__Consigne__
Pour chacune des affirmations suivantes, dites si elle concorde avec le texte sur la transmission du VIH en répondant oui ou non, puis citez mot pour mot le passage décisif. 1. Le Dr Michael Lederman a dirigé le travail dont il est question. 2. On sait précisément quelles voies bloquer pour prévenir la transmission muqueuse du VIH. 3. Les VIH à tropisme pour le CCR5 sont rares au stade précoce de la transmission muqueuse.

De notre correspondante
à New York
« LA GRANDE majorité des infections à VIH dans le monde sont transmises par voie sexuelle, le plus souvent à travers les rapports hétérosexuels », rappelle dans un communiqué le Dr Michael Lederman (université Case Western Reserve, Cleveland, Ohio) qui a dirigé ce travail. « Il y a un réel besoin d'une stratégie locale de prévention du VIH qui puisse être contrôlée par les femmes. Cela est particulièrement important dans les milieux où les hommes n'utilisent pas forcement des préservatifs. »
La difficulté pour développer une telle stratégie tient aux incertitudes sur la façon dont le VIH est transmis aux sites muqueux, notamment par quelles cellules hôtes et par quelles cibles moléculaires, il accède aux sites d'infection. On ne sait donc pas bien quelles voies doivent être bloquées pour prévenir la transmission muqueuse du VIH.
On sait que le récepteur chimiokine CCR5 à la surface des cellules T CD4+ est un cofacteur essentiel pour l'entrée du VIH et l'acquisition de l'infection. En effet, les sujets porteurs d'une mutation privant les cellules T CD4+ du CCR5 sont quasiment protégés de l'infection VIH. De plus, les VIH à tropisme pour le CCR5 prédominent au stade précoce de la transmission muqueuse.

Données d'analyse structurée de la page:

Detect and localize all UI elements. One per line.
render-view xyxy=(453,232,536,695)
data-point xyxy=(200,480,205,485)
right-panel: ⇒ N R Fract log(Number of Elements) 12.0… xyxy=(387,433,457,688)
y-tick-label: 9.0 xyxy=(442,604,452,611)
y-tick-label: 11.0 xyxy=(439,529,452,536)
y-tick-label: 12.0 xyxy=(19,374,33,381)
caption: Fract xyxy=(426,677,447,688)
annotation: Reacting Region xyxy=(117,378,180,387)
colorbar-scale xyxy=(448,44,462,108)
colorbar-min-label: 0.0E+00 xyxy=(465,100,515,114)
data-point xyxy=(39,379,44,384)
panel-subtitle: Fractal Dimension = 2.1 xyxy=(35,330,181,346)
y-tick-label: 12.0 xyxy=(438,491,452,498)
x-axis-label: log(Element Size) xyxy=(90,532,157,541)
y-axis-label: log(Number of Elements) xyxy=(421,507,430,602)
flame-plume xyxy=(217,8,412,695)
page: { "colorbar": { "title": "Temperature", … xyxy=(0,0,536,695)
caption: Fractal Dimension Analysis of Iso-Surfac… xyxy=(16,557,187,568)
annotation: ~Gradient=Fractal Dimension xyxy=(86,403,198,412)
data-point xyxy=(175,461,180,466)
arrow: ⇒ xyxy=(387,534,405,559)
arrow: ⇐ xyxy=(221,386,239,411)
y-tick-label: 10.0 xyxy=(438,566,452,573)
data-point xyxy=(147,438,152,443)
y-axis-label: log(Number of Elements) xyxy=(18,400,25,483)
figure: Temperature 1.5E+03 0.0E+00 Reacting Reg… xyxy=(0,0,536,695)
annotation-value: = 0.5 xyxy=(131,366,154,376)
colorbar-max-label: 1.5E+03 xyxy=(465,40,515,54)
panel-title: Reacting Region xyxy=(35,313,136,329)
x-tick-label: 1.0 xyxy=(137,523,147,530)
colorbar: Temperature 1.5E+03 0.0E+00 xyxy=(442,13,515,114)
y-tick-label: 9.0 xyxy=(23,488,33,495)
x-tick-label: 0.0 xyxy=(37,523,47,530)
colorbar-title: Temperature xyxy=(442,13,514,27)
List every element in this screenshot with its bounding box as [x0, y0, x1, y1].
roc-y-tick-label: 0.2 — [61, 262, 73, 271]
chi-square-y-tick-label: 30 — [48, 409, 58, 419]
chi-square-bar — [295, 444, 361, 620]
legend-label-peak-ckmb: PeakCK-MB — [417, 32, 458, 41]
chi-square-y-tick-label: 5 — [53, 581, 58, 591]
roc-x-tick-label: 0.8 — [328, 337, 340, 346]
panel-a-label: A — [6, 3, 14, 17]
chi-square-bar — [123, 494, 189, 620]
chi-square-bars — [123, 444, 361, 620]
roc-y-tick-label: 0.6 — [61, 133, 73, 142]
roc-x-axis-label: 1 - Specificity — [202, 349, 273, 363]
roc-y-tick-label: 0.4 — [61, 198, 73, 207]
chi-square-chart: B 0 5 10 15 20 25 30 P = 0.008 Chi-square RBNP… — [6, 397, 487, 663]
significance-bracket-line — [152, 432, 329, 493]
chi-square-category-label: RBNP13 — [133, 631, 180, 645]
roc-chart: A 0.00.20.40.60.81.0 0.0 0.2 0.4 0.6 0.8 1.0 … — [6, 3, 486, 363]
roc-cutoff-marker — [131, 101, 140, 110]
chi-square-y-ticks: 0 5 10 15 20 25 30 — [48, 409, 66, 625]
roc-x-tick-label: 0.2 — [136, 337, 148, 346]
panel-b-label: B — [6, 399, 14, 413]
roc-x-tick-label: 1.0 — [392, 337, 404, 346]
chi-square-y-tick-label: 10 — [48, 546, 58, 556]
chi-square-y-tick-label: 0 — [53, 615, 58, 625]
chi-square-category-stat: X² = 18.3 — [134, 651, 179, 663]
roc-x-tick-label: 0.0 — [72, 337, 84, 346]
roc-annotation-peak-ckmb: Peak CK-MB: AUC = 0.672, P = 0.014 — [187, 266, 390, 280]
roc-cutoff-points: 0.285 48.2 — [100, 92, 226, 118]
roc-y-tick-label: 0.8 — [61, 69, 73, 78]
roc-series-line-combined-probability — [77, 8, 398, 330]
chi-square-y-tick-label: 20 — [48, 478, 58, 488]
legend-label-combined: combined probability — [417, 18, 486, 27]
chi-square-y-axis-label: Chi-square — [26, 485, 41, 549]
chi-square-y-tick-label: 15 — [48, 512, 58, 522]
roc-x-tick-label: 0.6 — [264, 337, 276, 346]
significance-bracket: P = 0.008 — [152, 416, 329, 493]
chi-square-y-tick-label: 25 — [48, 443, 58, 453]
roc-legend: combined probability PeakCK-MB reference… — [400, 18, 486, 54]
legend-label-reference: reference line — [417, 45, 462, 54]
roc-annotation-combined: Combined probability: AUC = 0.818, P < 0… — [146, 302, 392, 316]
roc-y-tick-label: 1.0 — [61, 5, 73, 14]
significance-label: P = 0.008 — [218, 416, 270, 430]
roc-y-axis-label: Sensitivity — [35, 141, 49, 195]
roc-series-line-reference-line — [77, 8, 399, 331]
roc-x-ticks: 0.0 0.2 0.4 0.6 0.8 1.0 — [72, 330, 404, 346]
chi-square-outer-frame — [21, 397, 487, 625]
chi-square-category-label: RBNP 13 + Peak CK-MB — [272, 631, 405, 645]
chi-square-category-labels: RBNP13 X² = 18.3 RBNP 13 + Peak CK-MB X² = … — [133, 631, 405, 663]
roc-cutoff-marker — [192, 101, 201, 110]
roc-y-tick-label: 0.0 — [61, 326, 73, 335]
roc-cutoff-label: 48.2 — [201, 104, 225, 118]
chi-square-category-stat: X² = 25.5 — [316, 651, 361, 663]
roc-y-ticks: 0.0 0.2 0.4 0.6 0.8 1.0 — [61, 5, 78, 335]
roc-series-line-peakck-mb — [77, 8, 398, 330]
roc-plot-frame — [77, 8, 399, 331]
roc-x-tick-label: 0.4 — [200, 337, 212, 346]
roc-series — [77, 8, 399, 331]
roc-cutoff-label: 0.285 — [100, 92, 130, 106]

__Votre réponse__
1. Oui : « le Dr Michael Lederman (université Case Western Reserve, Cleveland, Ohio) qui a dirigé ce travail »
2. Non : « On ne sait donc pas bien quelles voies doivent être bloquées pour prévenir la transmission muqueuse du VIH. »
3. Non : « les VIH à tropisme pour le CCR5 prédominent au stade précoce de la transmission muqueuse »